_Stored data:_
§ §
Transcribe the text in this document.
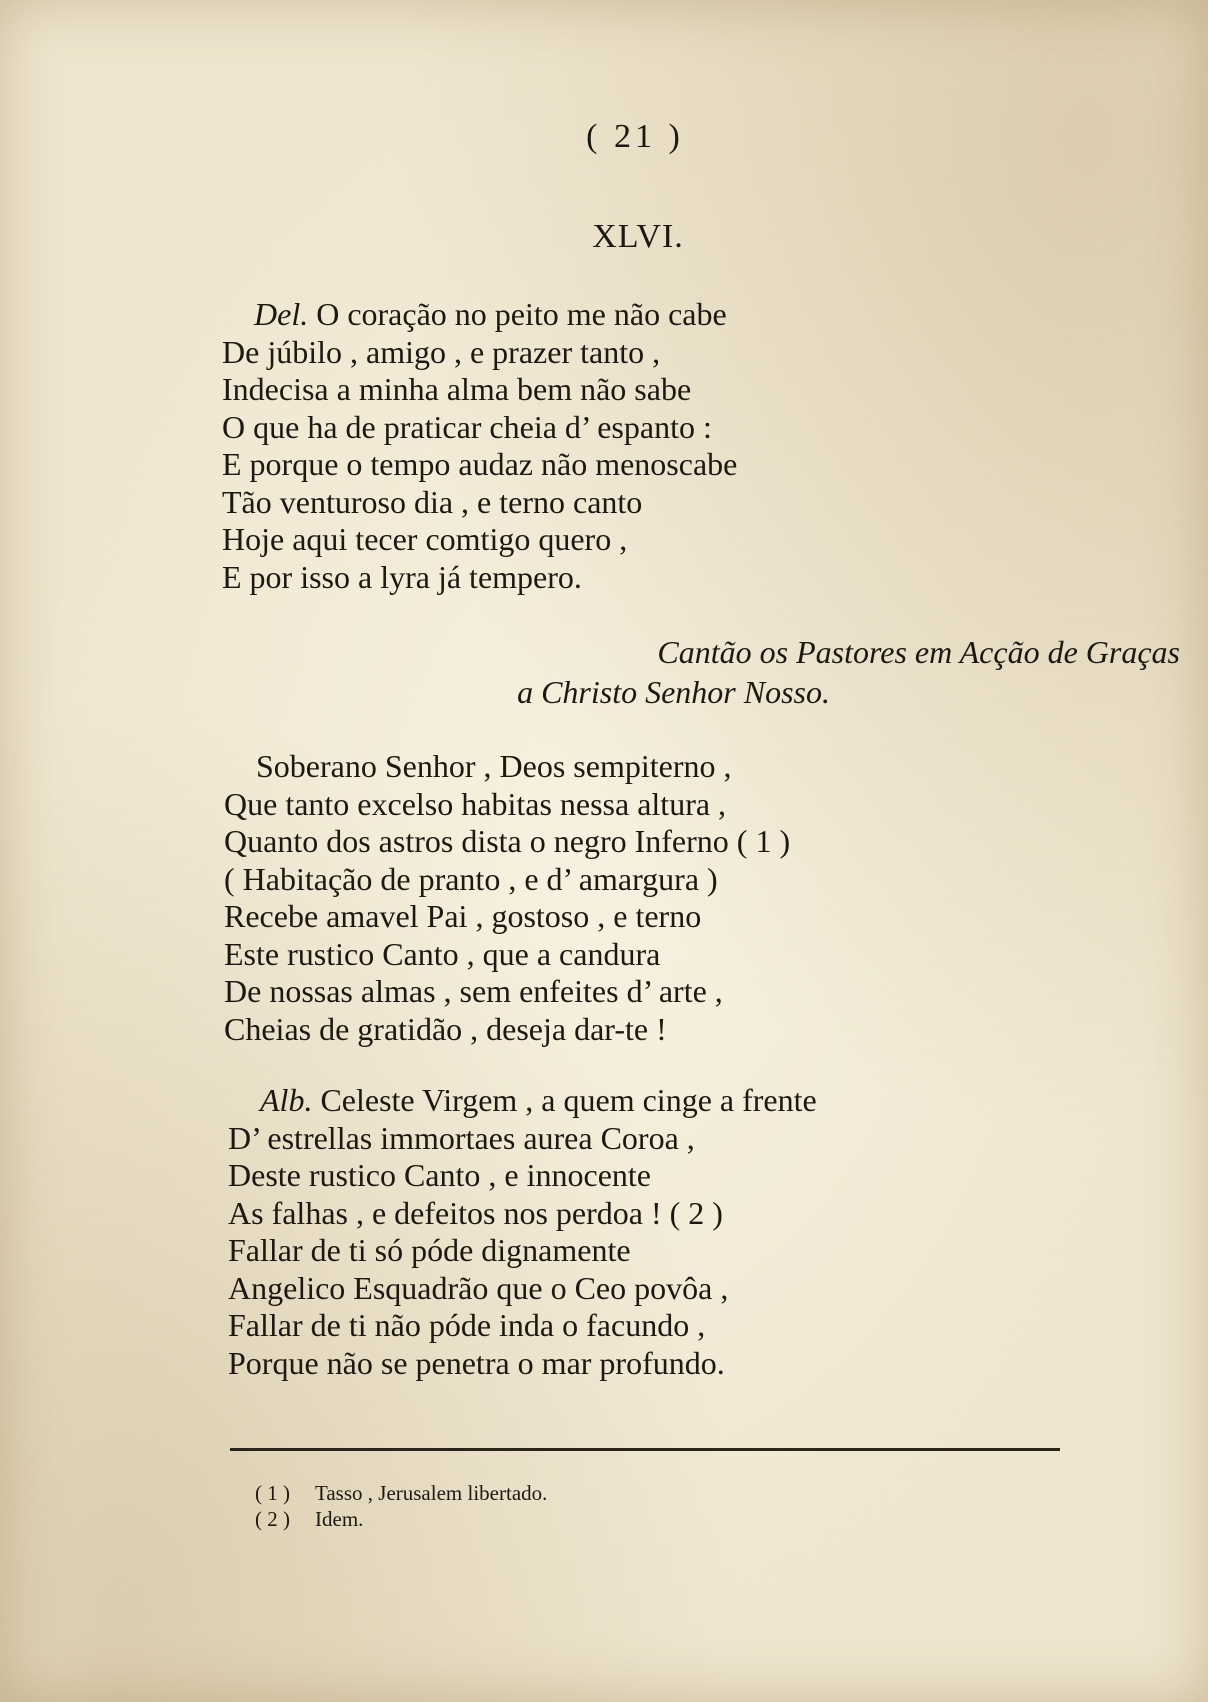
( 21 )
XLVI.
Del. O coração no peito me não cabe
De júbilo , amigo , e prazer tanto ,
Indecisa a minha alma bem não sabe
O que ha de praticar cheia d’ espanto :
E porque o tempo audaz não menoscabe
Tão venturoso dia , e terno canto
Hoje aqui tecer comtigo quero ,
E por isso a lyra já tempero.
Cantão os Pastores em Acção de Graças
a Christo Senhor Nosso.
Soberano Senhor , Deos sempiterno ,
Que tanto excelso habitas nessa altura ,
Quanto dos astros dista o negro Inferno ( 1 )
( Habitação de pranto , e d’ amargura )
Recebe amavel Pai , gostoso , e terno
Este rustico Canto , que a candura
De nossas almas , sem enfeites d’ arte ,
Cheias de gratidão , deseja dar-te !
Alb. Celeste Virgem , a quem cinge a frente
D’ estrellas immortaes aurea Coroa ,
Deste rustico Canto , e innocente
As falhas , e defeitos nos perdoa ! ( 2 )
Fallar de ti só póde dignamente
Angelico Esquadrão que o Ceo povôa ,
Fallar de ti não póde inda o facundo ,
Porque não se penetra o mar profundo.
( 1 ) Tasso , Jerusalem libertado.
( 2 ) Idem.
§ §
Identify the lines above that contain the word "Senhor", then copy them.

a Christo Senhor Nosso.
Soberano Senhor , Deos sempiterno ,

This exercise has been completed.